# SET EXERCISE
The listing below must be repeated word for word, with its images excluded.

____ DATA EXCERPTS

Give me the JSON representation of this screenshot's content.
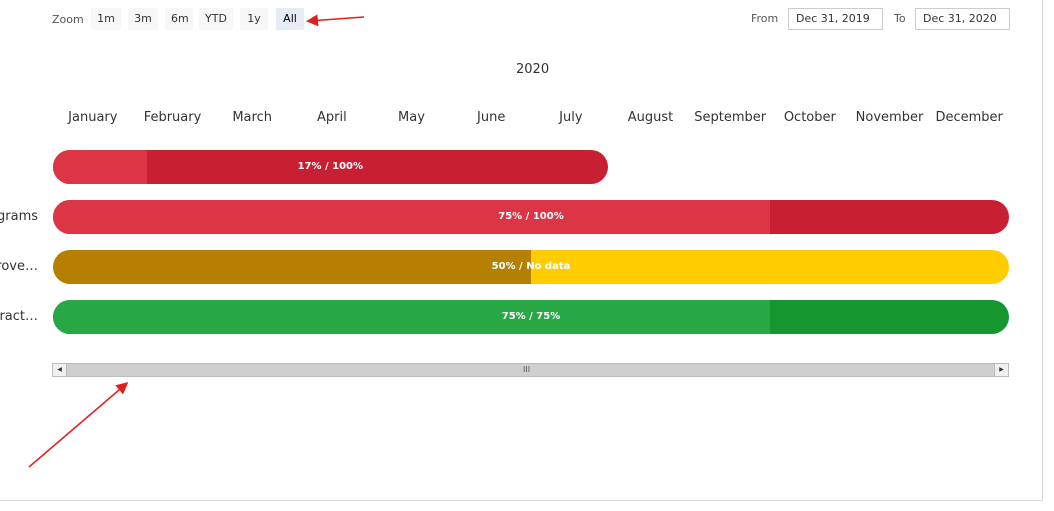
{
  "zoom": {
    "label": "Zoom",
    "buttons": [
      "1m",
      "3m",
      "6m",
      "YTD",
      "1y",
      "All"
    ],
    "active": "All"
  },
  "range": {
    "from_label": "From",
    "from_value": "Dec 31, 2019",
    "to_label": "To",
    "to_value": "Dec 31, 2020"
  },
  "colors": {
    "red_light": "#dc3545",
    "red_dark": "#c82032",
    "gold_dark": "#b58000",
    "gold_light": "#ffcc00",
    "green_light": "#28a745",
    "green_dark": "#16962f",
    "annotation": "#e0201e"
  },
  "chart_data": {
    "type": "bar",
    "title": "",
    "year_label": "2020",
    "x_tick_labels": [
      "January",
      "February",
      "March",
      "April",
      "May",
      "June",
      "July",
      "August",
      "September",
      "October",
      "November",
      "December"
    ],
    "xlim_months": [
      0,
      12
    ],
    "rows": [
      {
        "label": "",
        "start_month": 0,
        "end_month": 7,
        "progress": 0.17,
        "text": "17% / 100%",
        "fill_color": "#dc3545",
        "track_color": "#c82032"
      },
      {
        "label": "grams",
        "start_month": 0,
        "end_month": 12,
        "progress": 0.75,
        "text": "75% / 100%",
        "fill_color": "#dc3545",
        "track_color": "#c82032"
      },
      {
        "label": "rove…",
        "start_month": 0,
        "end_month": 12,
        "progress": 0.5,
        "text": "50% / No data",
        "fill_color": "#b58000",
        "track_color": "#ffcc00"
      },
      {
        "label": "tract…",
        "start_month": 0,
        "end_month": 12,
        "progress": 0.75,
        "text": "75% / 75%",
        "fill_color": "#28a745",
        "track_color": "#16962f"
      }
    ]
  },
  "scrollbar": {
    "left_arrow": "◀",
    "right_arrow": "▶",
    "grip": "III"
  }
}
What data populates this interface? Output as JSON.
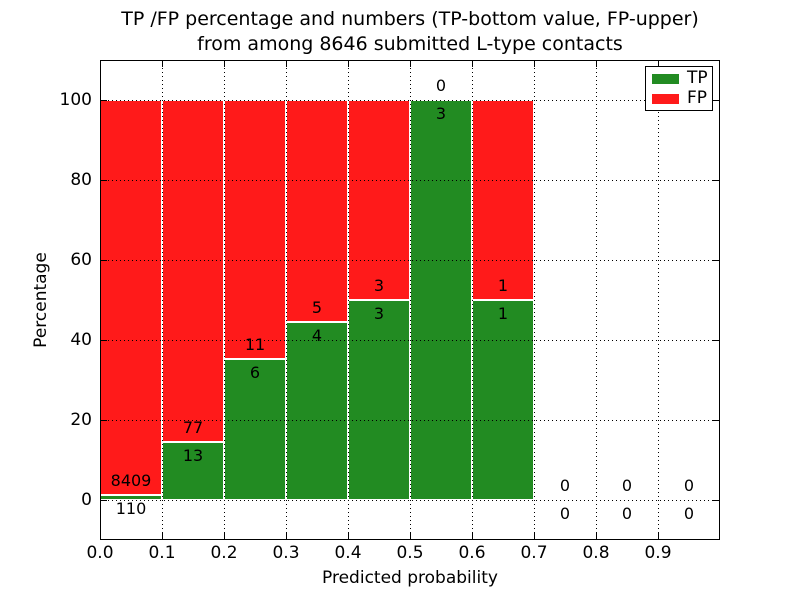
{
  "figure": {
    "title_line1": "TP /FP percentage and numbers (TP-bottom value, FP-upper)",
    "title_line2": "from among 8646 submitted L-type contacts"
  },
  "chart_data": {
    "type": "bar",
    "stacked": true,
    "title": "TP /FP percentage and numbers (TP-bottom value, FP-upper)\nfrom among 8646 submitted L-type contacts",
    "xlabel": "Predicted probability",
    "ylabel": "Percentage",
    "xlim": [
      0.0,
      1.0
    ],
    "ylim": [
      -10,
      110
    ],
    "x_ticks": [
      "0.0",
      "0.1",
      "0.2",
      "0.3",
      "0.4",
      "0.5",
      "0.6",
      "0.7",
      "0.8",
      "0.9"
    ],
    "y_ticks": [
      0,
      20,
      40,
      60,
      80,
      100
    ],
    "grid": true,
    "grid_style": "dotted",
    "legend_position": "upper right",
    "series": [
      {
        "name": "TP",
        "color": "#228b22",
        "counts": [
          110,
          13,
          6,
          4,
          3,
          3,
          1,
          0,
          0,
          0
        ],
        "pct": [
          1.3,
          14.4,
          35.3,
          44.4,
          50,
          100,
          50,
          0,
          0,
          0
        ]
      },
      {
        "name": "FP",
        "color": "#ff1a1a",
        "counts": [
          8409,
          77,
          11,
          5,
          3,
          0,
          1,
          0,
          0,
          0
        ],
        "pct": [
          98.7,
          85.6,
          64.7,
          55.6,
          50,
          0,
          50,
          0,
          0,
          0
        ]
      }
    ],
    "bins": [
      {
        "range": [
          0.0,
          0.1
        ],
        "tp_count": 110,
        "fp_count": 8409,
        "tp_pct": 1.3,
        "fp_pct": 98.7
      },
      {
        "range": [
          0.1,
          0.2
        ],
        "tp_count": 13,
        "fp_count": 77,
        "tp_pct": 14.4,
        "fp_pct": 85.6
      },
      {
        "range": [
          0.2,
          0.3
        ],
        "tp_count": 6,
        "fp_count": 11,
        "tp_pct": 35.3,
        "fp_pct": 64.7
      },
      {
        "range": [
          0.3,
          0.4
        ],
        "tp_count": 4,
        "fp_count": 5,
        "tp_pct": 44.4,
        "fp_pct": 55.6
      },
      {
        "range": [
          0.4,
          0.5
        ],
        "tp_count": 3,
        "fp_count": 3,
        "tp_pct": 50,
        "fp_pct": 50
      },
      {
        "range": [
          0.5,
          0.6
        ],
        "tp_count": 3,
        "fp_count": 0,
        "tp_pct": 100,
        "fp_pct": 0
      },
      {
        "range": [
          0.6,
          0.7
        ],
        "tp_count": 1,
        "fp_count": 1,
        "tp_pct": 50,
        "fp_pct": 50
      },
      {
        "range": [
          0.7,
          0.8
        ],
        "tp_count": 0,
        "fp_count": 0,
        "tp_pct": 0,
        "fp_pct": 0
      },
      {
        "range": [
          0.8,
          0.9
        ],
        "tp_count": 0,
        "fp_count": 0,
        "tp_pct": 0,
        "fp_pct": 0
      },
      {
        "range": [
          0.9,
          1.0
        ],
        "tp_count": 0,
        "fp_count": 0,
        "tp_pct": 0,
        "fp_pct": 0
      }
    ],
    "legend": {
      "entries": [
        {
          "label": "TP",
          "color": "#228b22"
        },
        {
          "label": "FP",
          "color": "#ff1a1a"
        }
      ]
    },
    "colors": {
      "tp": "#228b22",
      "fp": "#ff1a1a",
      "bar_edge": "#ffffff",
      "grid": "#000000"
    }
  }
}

________

# SOLUTION TO THIS EXERCISE
Give me the JSON representation of this screenshot's content.
{
  "zoom": {
    "label": "Zoom",
    "buttons": [
      "1m",
      "3m",
      "6m",
      "YTD",
      "1y",
      "All"
    ],
    "active": "All"
  },
  "range": {
    "from_label": "From",
    "from_value": "Dec 31, 2019",
    "to_label": "To",
    "to_value": "Dec 31, 2020"
  },
  "colors": {
    "red_light": "#dc3545",
    "red_dark": "#c82032",
    "gold_dark": "#b58000",
    "gold_light": "#ffcc00",
    "green_light": "#28a745",
    "green_dark": "#16962f",
    "annotation": "#e0201e"
  },
  "chart_data": {
    "type": "bar",
    "title": "",
    "year_label": "2020",
    "x_tick_labels": [
      "January",
      "February",
      "March",
      "April",
      "May",
      "June",
      "July",
      "August",
      "September",
      "October",
      "November",
      "December"
    ],
    "xlim_months": [
      0,
      12
    ],
    "rows": [
      {
        "label": "",
        "start_month": 0,
        "end_month": 7,
        "progress": 0.17,
        "text": "17% / 100%",
        "fill_color": "#dc3545",
        "track_color": "#c82032"
      },
      {
        "label": "grams",
        "start_month": 0,
        "end_month": 12,
        "progress": 0.75,
        "text": "75% / 100%",
        "fill_color": "#dc3545",
        "track_color": "#c82032"
      },
      {
        "label": "rove…",
        "start_month": 0,
        "end_month": 12,
        "progress": 0.5,
        "text": "50% / No data",
        "fill_color": "#b58000",
        "track_color": "#ffcc00"
      },
      {
        "label": "tract…",
        "start_month": 0,
        "end_month": 12,
        "progress": 0.75,
        "text": "75% / 75%",
        "fill_color": "#28a745",
        "track_color": "#16962f"
      }
    ]
  },
  "scrollbar": {
    "left_arrow": "◀",
    "right_arrow": "▶",
    "grip": "III"
  }
}
What data populates this interface? Output as JSON.
{
  "figure": {
    "title_line1": "TP /FP percentage and numbers (TP-bottom value, FP-upper)",
    "title_line2": "from among 8646 submitted L-type contacts"
  },
  "chart_data": {
    "type": "bar",
    "stacked": true,
    "title": "TP /FP percentage and numbers (TP-bottom value, FP-upper)\nfrom among 8646 submitted L-type contacts",
    "xlabel": "Predicted probability",
    "ylabel": "Percentage",
    "xlim": [
      0.0,
      1.0
    ],
    "ylim": [
      -10,
      110
    ],
    "x_ticks": [
      "0.0",
      "0.1",
      "0.2",
      "0.3",
      "0.4",
      "0.5",
      "0.6",
      "0.7",
      "0.8",
      "0.9"
    ],
    "y_ticks": [
      0,
      20,
      40,
      60,
      80,
      100
    ],
    "grid": true,
    "grid_style": "dotted",
    "legend_position": "upper right",
    "series": [
      {
        "name": "TP",
        "color": "#228b22",
        "counts": [
          110,
          13,
          6,
          4,
          3,
          3,
          1,
          0,
          0,
          0
        ],
        "pct": [
          1.3,
          14.4,
          35.3,
          44.4,
          50,
          100,
          50,
          0,
          0,
          0
        ]
      },
      {
        "name": "FP",
        "color": "#ff1a1a",
        "counts": [
          8409,
          77,
          11,
          5,
          3,
          0,
          1,
          0,
          0,
          0
        ],
        "pct": [
          98.7,
          85.6,
          64.7,
          55.6,
          50,
          0,
          50,
          0,
          0,
          0
        ]
      }
    ],
    "bins": [
      {
        "range": [
          0.0,
          0.1
        ],
        "tp_count": 110,
        "fp_count": 8409,
        "tp_pct": 1.3,
        "fp_pct": 98.7
      },
      {
        "range": [
          0.1,
          0.2
        ],
        "tp_count": 13,
        "fp_count": 77,
        "tp_pct": 14.4,
        "fp_pct": 85.6
      },
      {
        "range": [
          0.2,
          0.3
        ],
        "tp_count": 6,
        "fp_count": 11,
        "tp_pct": 35.3,
        "fp_pct": 64.7
      },
      {
        "range": [
          0.3,
          0.4
        ],
        "tp_count": 4,
        "fp_count": 5,
        "tp_pct": 44.4,
        "fp_pct": 55.6
      },
      {
        "range": [
          0.4,
          0.5
        ],
        "tp_count": 3,
        "fp_count": 3,
        "tp_pct": 50,
        "fp_pct": 50
      },
      {
        "range": [
          0.5,
          0.6
        ],
        "tp_count": 3,
        "fp_count": 0,
        "tp_pct": 100,
        "fp_pct": 0
      },
      {
        "range": [
          0.6,
          0.7
        ],
        "tp_count": 1,
        "fp_count": 1,
        "tp_pct": 50,
        "fp_pct": 50
      },
      {
        "range": [
          0.7,
          0.8
        ],
        "tp_count": 0,
        "fp_count": 0,
        "tp_pct": 0,
        "fp_pct": 0
      },
      {
        "range": [
          0.8,
          0.9
        ],
        "tp_count": 0,
        "fp_count": 0,
        "tp_pct": 0,
        "fp_pct": 0
      },
      {
        "range": [
          0.9,
          1.0
        ],
        "tp_count": 0,
        "fp_count": 0,
        "tp_pct": 0,
        "fp_pct": 0
      }
    ],
    "legend": {
      "entries": [
        {
          "label": "TP",
          "color": "#228b22"
        },
        {
          "label": "FP",
          "color": "#ff1a1a"
        }
      ]
    },
    "colors": {
      "tp": "#228b22",
      "fp": "#ff1a1a",
      "bar_edge": "#ffffff",
      "grid": "#000000"
    }
  }
}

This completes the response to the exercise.